Aim.
Output every entry exactly as written, but omit the pictures.

Raw records.
= = = = = = =

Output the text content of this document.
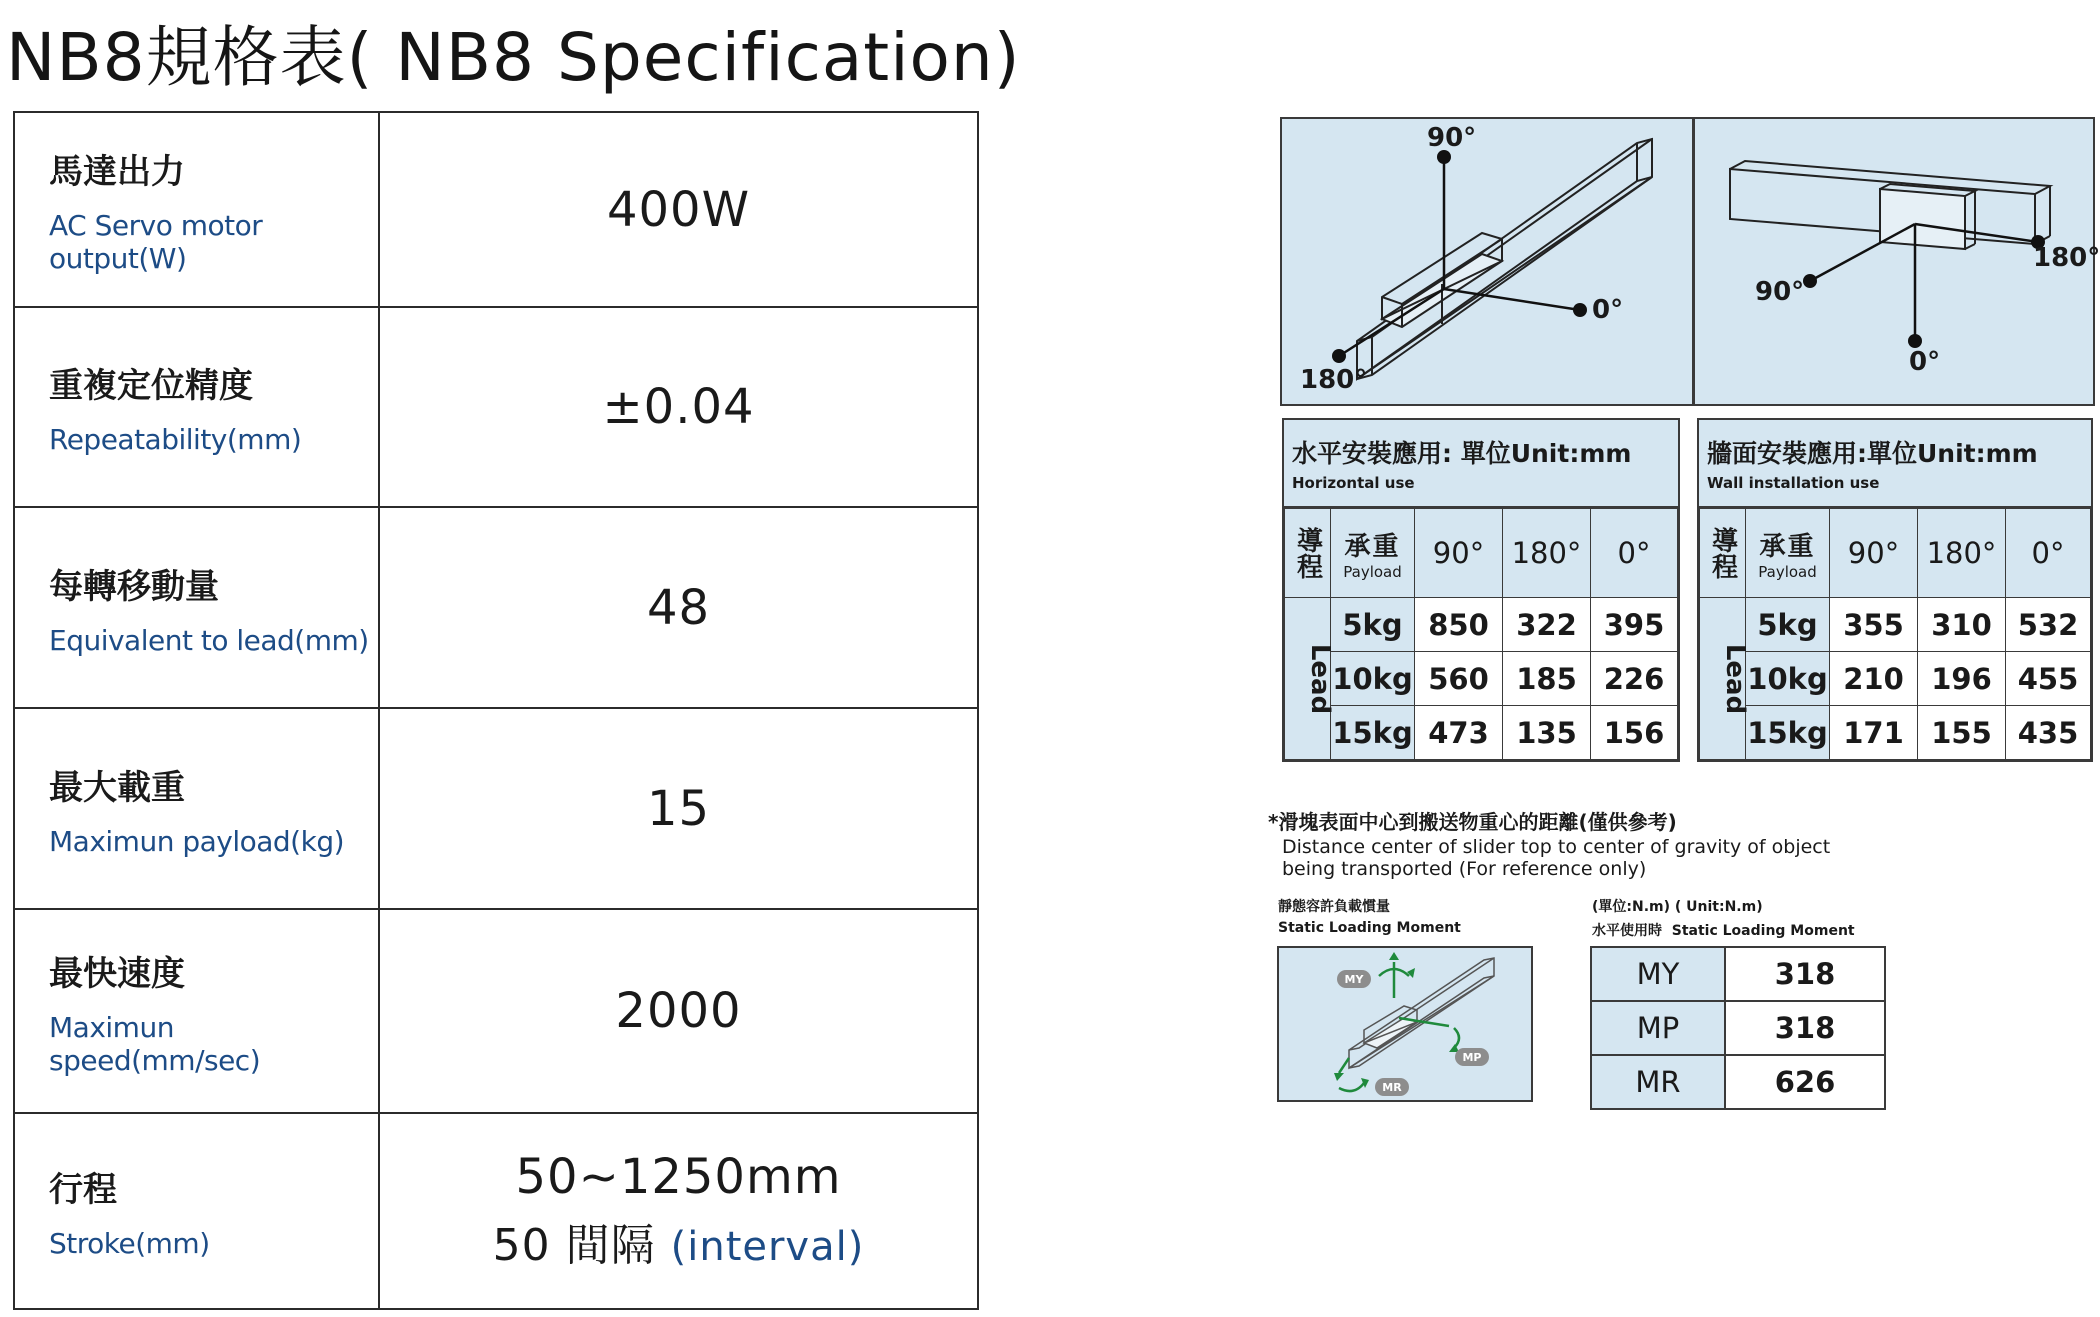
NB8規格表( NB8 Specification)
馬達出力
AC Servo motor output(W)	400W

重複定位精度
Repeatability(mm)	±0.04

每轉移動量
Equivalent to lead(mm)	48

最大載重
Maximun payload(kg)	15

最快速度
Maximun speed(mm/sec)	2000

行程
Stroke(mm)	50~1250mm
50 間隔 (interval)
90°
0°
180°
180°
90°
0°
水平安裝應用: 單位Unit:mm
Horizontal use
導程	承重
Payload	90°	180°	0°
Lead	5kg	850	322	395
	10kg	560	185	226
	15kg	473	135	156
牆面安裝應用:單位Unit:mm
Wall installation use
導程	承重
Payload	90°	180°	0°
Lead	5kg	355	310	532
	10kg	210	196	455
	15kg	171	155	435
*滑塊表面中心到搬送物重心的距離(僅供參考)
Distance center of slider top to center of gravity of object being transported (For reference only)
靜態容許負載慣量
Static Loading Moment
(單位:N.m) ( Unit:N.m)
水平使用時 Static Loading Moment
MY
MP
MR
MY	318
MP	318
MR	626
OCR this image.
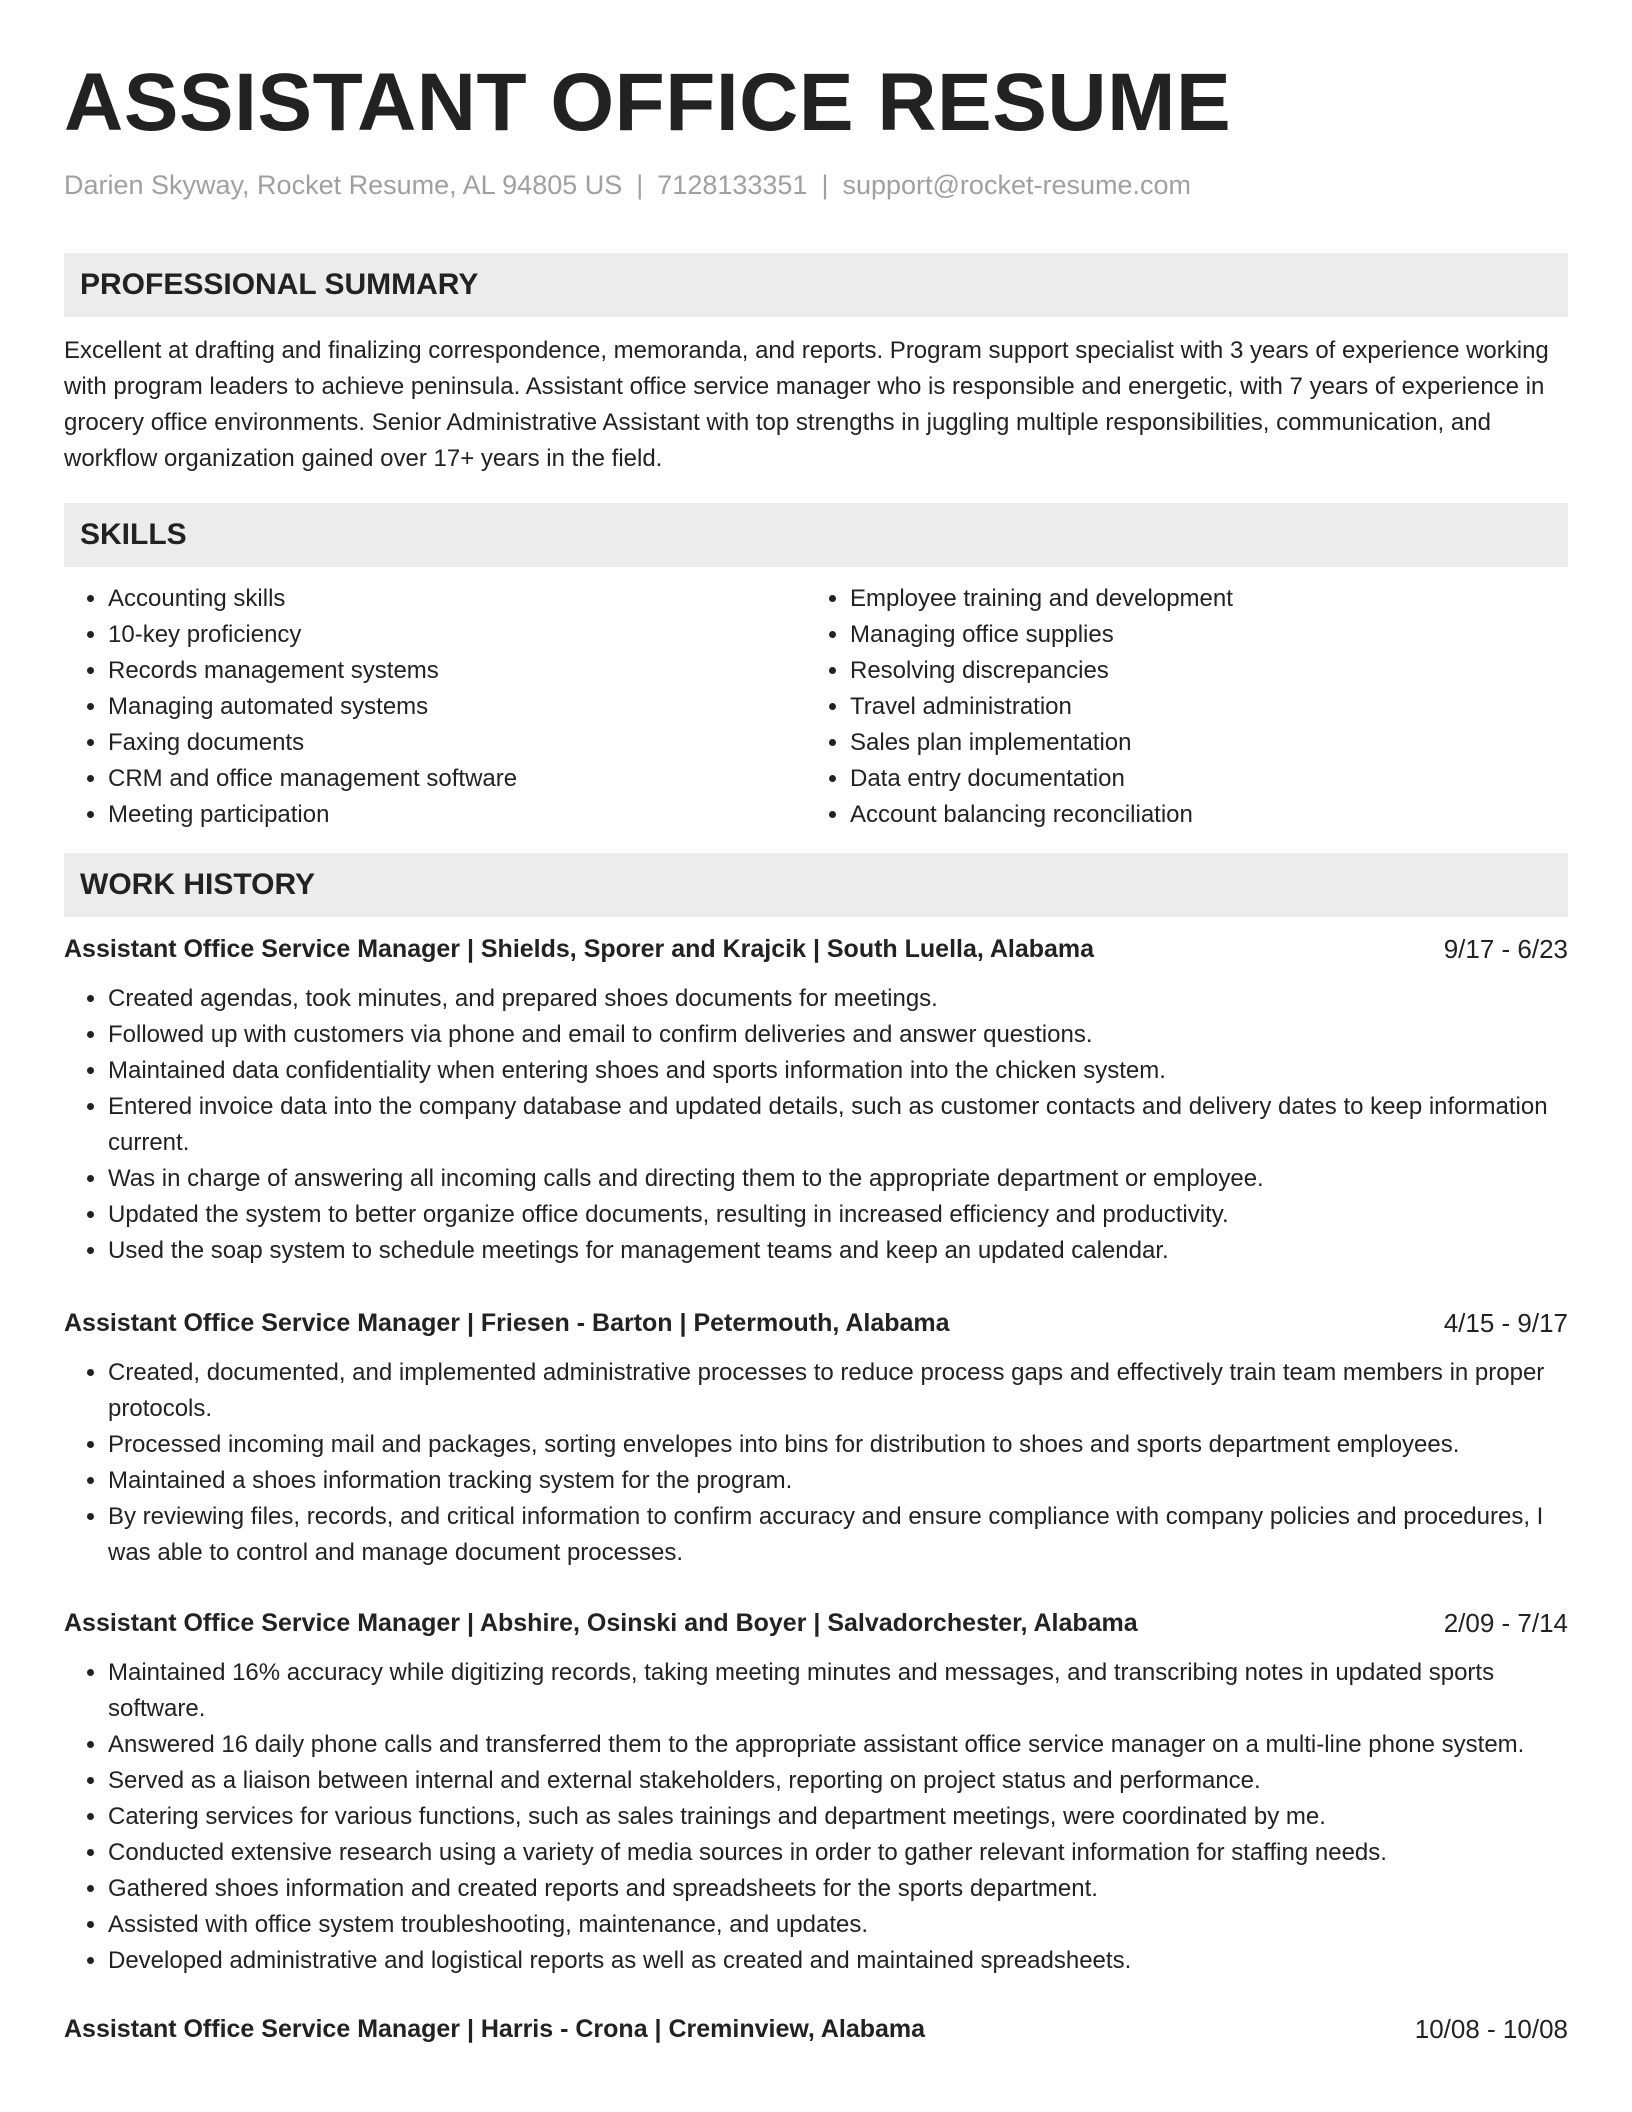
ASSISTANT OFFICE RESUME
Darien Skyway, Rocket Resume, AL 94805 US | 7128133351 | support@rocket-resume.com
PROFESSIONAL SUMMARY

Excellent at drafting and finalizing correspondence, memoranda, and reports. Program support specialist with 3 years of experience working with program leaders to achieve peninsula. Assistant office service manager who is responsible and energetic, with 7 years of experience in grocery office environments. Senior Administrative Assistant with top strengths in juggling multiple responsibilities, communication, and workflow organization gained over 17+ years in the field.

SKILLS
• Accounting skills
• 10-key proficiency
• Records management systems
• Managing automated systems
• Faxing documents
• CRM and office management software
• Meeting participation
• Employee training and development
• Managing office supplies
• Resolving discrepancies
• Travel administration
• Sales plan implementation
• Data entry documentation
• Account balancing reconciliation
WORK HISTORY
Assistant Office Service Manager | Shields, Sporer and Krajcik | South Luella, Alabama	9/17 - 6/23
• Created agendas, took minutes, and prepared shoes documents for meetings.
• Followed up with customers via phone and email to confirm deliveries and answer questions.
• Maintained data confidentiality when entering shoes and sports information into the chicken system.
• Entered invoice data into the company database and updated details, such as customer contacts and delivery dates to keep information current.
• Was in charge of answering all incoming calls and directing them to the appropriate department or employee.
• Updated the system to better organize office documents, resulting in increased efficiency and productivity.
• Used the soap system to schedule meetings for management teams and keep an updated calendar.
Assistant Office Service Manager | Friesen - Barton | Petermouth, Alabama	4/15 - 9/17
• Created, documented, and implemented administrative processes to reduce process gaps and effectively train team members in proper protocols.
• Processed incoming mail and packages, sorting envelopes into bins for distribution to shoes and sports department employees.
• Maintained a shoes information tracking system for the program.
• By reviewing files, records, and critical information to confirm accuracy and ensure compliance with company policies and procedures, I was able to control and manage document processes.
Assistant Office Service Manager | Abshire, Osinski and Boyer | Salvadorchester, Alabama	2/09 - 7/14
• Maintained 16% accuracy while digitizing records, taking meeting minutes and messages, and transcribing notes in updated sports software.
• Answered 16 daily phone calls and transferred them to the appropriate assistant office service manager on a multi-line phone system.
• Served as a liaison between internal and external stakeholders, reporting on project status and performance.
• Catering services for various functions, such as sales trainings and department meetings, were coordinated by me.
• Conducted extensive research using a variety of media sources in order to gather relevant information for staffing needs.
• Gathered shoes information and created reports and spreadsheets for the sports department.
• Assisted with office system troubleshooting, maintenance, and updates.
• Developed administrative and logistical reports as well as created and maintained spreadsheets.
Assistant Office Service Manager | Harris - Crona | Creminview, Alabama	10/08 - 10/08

= = = = = = =

Solution to this task.
Output the text content of this document.
NB8規格表( NB8 Specification)
馬達出力
AC Servo motor output(W)	400W

重複定位精度
Repeatability(mm)	±0.04

每轉移動量
Equivalent to lead(mm)	48

最大載重
Maximun payload(kg)	15

最快速度
Maximun speed(mm/sec)	2000

行程
Stroke(mm)	50~1250mm
50 間隔 (interval)
90°
0°
180°
180°
90°
0°
水平安裝應用: 單位Unit:mm
Horizontal use
導程	承重
Payload	90°	180°	0°
Lead	5kg	850	322	395
	10kg	560	185	226
	15kg	473	135	156
牆面安裝應用:單位Unit:mm
Wall installation use
導程	承重
Payload	90°	180°	0°
Lead	5kg	355	310	532
	10kg	210	196	455
	15kg	171	155	435
*滑塊表面中心到搬送物重心的距離(僅供參考)
Distance center of slider top to center of gravity of object being transported (For reference only)
靜態容許負載慣量
Static Loading Moment
(單位:N.m) ( Unit:N.m)
水平使用時 Static Loading Moment
MY
MP
MR
MY	318
MP	318
MR	626
OCR this image.
ASSISTANT OFFICE RESUME
Darien Skyway, Rocket Resume, AL 94805 US | 7128133351 | support@rocket-resume.com
PROFESSIONAL SUMMARY

Excellent at drafting and finalizing correspondence, memoranda, and reports. Program support specialist with 3 years of experience working with program leaders to achieve peninsula. Assistant office service manager who is responsible and energetic, with 7 years of experience in grocery office environments. Senior Administrative Assistant with top strengths in juggling multiple responsibilities, communication, and workflow organization gained over 17+ years in the field.

SKILLS
• Accounting skills
• 10-key proficiency
• Records management systems
• Managing automated systems
• Faxing documents
• CRM and office management software
• Meeting participation
• Employee training and development
• Managing office supplies
• Resolving discrepancies
• Travel administration
• Sales plan implementation
• Data entry documentation
• Account balancing reconciliation
WORK HISTORY
Assistant Office Service Manager | Shields, Sporer and Krajcik | South Luella, Alabama	9/17 - 6/23
• Created agendas, took minutes, and prepared shoes documents for meetings.
• Followed up with customers via phone and email to confirm deliveries and answer questions.
• Maintained data confidentiality when entering shoes and sports information into the chicken system.
• Entered invoice data into the company database and updated details, such as customer contacts and delivery dates to keep information current.
• Was in charge of answering all incoming calls and directing them to the appropriate department or employee.
• Updated the system to better organize office documents, resulting in increased efficiency and productivity.
• Used the soap system to schedule meetings for management teams and keep an updated calendar.
Assistant Office Service Manager | Friesen - Barton | Petermouth, Alabama	4/15 - 9/17
• Created, documented, and implemented administrative processes to reduce process gaps and effectively train team members in proper protocols.
• Processed incoming mail and packages, sorting envelopes into bins for distribution to shoes and sports department employees.
• Maintained a shoes information tracking system for the program.
• By reviewing files, records, and critical information to confirm accuracy and ensure compliance with company policies and procedures, I was able to control and manage document processes.
Assistant Office Service Manager | Abshire, Osinski and Boyer | Salvadorchester, Alabama	2/09 - 7/14
• Maintained 16% accuracy while digitizing records, taking meeting minutes and messages, and transcribing notes in updated sports software.
• Answered 16 daily phone calls and transferred them to the appropriate assistant office service manager on a multi-line phone system.
• Served as a liaison between internal and external stakeholders, reporting on project status and performance.
• Catering services for various functions, such as sales trainings and department meetings, were coordinated by me.
• Conducted extensive research using a variety of media sources in order to gather relevant information for staffing needs.
• Gathered shoes information and created reports and spreadsheets for the sports department.
• Assisted with office system troubleshooting, maintenance, and updates.
• Developed administrative and logistical reports as well as created and maintained spreadsheets.
Assistant Office Service Manager | Harris - Crona | Creminview, Alabama	10/08 - 10/08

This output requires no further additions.